For the entries below, how many lines contain the word "type"? Reply with the number and nothing else.

Figure content listings:
....
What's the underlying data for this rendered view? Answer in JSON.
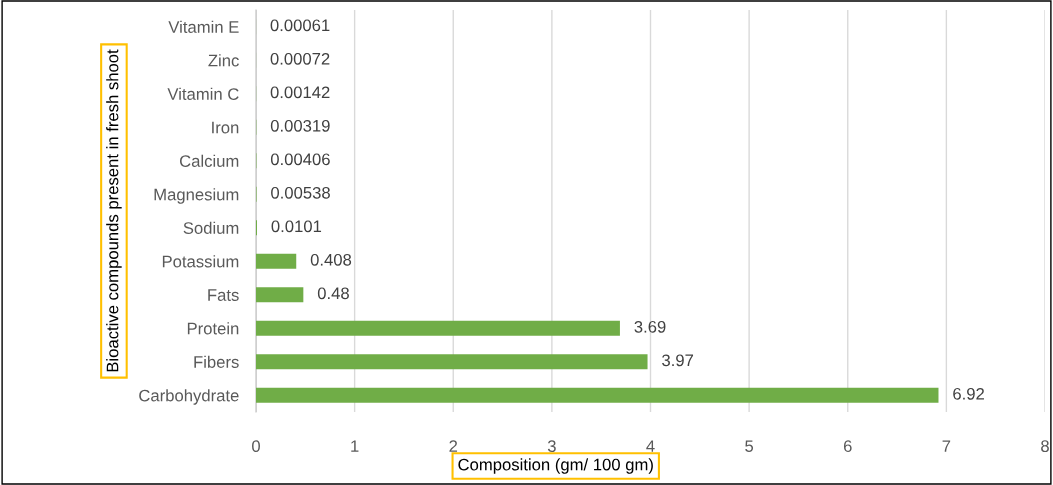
{
  "chart_data": {
    "type": "bar",
    "orientation": "horizontal",
    "xlabel": "Composition (gm/ 100 gm)",
    "ylabel": "Bioactive compounds present in fresh shoot",
    "categories": [
      "Vitamin E",
      "Zinc",
      "Vitamin C",
      "Iron",
      "Calcium",
      "Magnesium",
      "Sodium",
      "Potassium",
      "Fats",
      "Protein",
      "Fibers",
      "Carbohydrate"
    ],
    "values": [
      0.00061,
      0.00072,
      0.00142,
      0.00319,
      0.00406,
      0.00538,
      0.0101,
      0.408,
      0.48,
      3.69,
      3.97,
      6.92
    ],
    "color": "#70ad47",
    "xlim": [
      0,
      8
    ],
    "xticks": [
      0,
      1,
      2,
      3,
      4,
      5,
      6,
      7,
      8
    ],
    "grid": "x",
    "data_labels": true
  }
}
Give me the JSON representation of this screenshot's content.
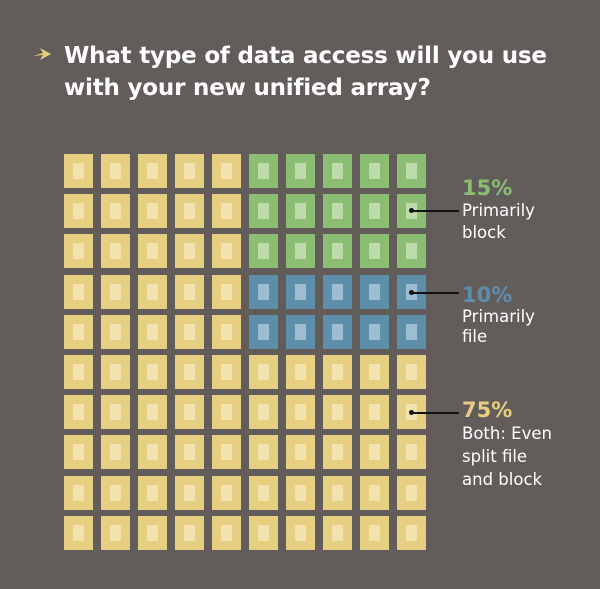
{
  "header": {
    "title": "What type of data access will you use with your new unified array?",
    "arrow_icon": "right-arrow-icon"
  },
  "colors": {
    "background": "#625d5b",
    "both": "#e6cf80",
    "block": "#8bbe72",
    "file": "#5d8eaa"
  },
  "legend": {
    "block": {
      "pct": "15%",
      "desc_line1": "Primarily",
      "desc_line2": "block"
    },
    "file": {
      "pct": "10%",
      "desc_line1": "Primarily",
      "desc_line2": "file"
    },
    "both": {
      "pct": "75%",
      "desc_line1": "Both: Even",
      "desc_line2": "split file",
      "desc_line3": "and block"
    }
  },
  "chart_data": {
    "type": "waffle",
    "title": "What type of data access will you use with your new unified array?",
    "grid": {
      "rows": 10,
      "cols": 10,
      "total": 100
    },
    "categories": [
      "Primarily block",
      "Primarily file",
      "Both: Even split file and block"
    ],
    "values": [
      15,
      10,
      75
    ],
    "unit": "%",
    "colors": [
      "#8bbe72",
      "#5d8eaa",
      "#e6cf80"
    ],
    "layout": {
      "block_cells": "rows 1-3, cols 6-10",
      "file_cells": "rows 4-5, cols 6-10",
      "both_cells": "all remaining cells"
    },
    "legend_position": "right"
  }
}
....
* _Response for this exercise_: 4